Retype the records below exactly as they appear, but leave out any pictures.

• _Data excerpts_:
========================================================================

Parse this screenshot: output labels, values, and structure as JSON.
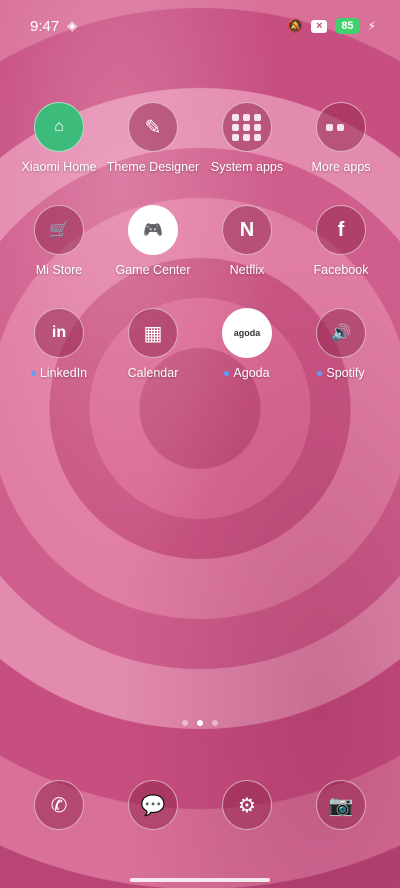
{
  "status": {
    "time": "9:47",
    "battery": "85"
  },
  "apps": [
    {
      "name": "xiaomi-home",
      "label": "Xiaomi Home",
      "glyph": "⌂",
      "dot": false
    },
    {
      "name": "theme-designer",
      "label": "Theme Designer",
      "glyph": "✎",
      "dot": false
    },
    {
      "name": "system-apps",
      "label": "System apps",
      "glyph": "",
      "dot": false
    },
    {
      "name": "more-apps",
      "label": "More apps",
      "glyph": "",
      "dot": false
    },
    {
      "name": "mi-store",
      "label": "Mi Store",
      "glyph": "🛒",
      "dot": false
    },
    {
      "name": "game-center",
      "label": "Game Center",
      "glyph": "🎮",
      "dot": false
    },
    {
      "name": "netflix",
      "label": "Netflix",
      "glyph": "N",
      "dot": false
    },
    {
      "name": "facebook",
      "label": "Facebook",
      "glyph": "f",
      "dot": false
    },
    {
      "name": "linkedin",
      "label": "LinkedIn",
      "glyph": "in",
      "dot": true
    },
    {
      "name": "calendar",
      "label": "Calendar",
      "glyph": "▦",
      "dot": false
    },
    {
      "name": "agoda",
      "label": "Agoda",
      "glyph": "agoda",
      "dot": true
    },
    {
      "name": "spotify",
      "label": "Spotify",
      "glyph": "🔊",
      "dot": true
    }
  ],
  "dock": [
    {
      "name": "phone",
      "glyph": "✆"
    },
    {
      "name": "messages",
      "glyph": "💬"
    },
    {
      "name": "settings",
      "glyph": "⚙"
    },
    {
      "name": "camera",
      "glyph": "📷"
    }
  ],
  "pager": {
    "pages": 3,
    "active": 1
  }
}
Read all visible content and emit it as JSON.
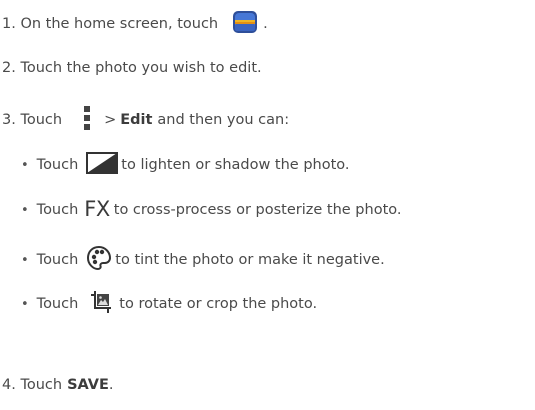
{
  "steps": [
    {
      "prefix": "1. On the home screen, touch",
      "suffix": ".",
      "icon": "gallery-icon"
    },
    {
      "text": "2. Touch the photo you wish to edit."
    },
    {
      "prefix": "3. Touch",
      "bold_arrow": ">",
      "bold": "Edit",
      "suffix": "and then you can:",
      "icon": "menu-vertical-icon"
    },
    {
      "prefix": "4. Touch",
      "bold": "SAVE",
      "suffix": "."
    }
  ],
  "bullets": [
    {
      "prefix": "Touch",
      "suffix": "to lighten or shadow the photo.",
      "icon": "exposure-icon"
    },
    {
      "prefix": "Touch",
      "icon_text": "FX",
      "suffix": "to cross-process or posterize the photo.",
      "icon": "fx-icon"
    },
    {
      "prefix": "Touch",
      "suffix": "to tint the photo or make it negative.",
      "icon": "color-palette-icon"
    },
    {
      "prefix": "Touch",
      "suffix": "to rotate or crop the photo.",
      "icon": "crop-rotate-icon"
    }
  ],
  "bullet_char": "•",
  "colors": {
    "text": "#4a4a4a",
    "gallery_sky": "#3b67c9",
    "gallery_sun": "#f2b21c"
  }
}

========================================================================

• _RESULT_:
Parse this screenshot: output labels, values, and structure as JSON.
{
  "status": {
    "time": "9:47",
    "battery": "85"
  },
  "apps": [
    {
      "name": "xiaomi-home",
      "label": "Xiaomi Home",
      "glyph": "⌂",
      "dot": false
    },
    {
      "name": "theme-designer",
      "label": "Theme Designer",
      "glyph": "✎",
      "dot": false
    },
    {
      "name": "system-apps",
      "label": "System apps",
      "glyph": "",
      "dot": false
    },
    {
      "name": "more-apps",
      "label": "More apps",
      "glyph": "",
      "dot": false
    },
    {
      "name": "mi-store",
      "label": "Mi Store",
      "glyph": "🛒",
      "dot": false
    },
    {
      "name": "game-center",
      "label": "Game Center",
      "glyph": "🎮",
      "dot": false
    },
    {
      "name": "netflix",
      "label": "Netflix",
      "glyph": "N",
      "dot": false
    },
    {
      "name": "facebook",
      "label": "Facebook",
      "glyph": "f",
      "dot": false
    },
    {
      "name": "linkedin",
      "label": "LinkedIn",
      "glyph": "in",
      "dot": true
    },
    {
      "name": "calendar",
      "label": "Calendar",
      "glyph": "▦",
      "dot": false
    },
    {
      "name": "agoda",
      "label": "Agoda",
      "glyph": "agoda",
      "dot": true
    },
    {
      "name": "spotify",
      "label": "Spotify",
      "glyph": "🔊",
      "dot": true
    }
  ],
  "dock": [
    {
      "name": "phone",
      "glyph": "✆"
    },
    {
      "name": "messages",
      "glyph": "💬"
    },
    {
      "name": "settings",
      "glyph": "⚙"
    },
    {
      "name": "camera",
      "glyph": "📷"
    }
  ],
  "pager": {
    "pages": 3,
    "active": 1
  }
}
Read all visible content and emit it as JSON.
{
  "steps": [
    {
      "prefix": "1. On the home screen, touch",
      "suffix": ".",
      "icon": "gallery-icon"
    },
    {
      "text": "2. Touch the photo you wish to edit."
    },
    {
      "prefix": "3. Touch",
      "bold_arrow": ">",
      "bold": "Edit",
      "suffix": "and then you can:",
      "icon": "menu-vertical-icon"
    },
    {
      "prefix": "4. Touch",
      "bold": "SAVE",
      "suffix": "."
    }
  ],
  "bullets": [
    {
      "prefix": "Touch",
      "suffix": "to lighten or shadow the photo.",
      "icon": "exposure-icon"
    },
    {
      "prefix": "Touch",
      "icon_text": "FX",
      "suffix": "to cross-process or posterize the photo.",
      "icon": "fx-icon"
    },
    {
      "prefix": "Touch",
      "suffix": "to tint the photo or make it negative.",
      "icon": "color-palette-icon"
    },
    {
      "prefix": "Touch",
      "suffix": "to rotate or crop the photo.",
      "icon": "crop-rotate-icon"
    }
  ],
  "bullet_char": "•",
  "colors": {
    "text": "#4a4a4a",
    "gallery_sky": "#3b67c9",
    "gallery_sun": "#f2b21c"
  }
}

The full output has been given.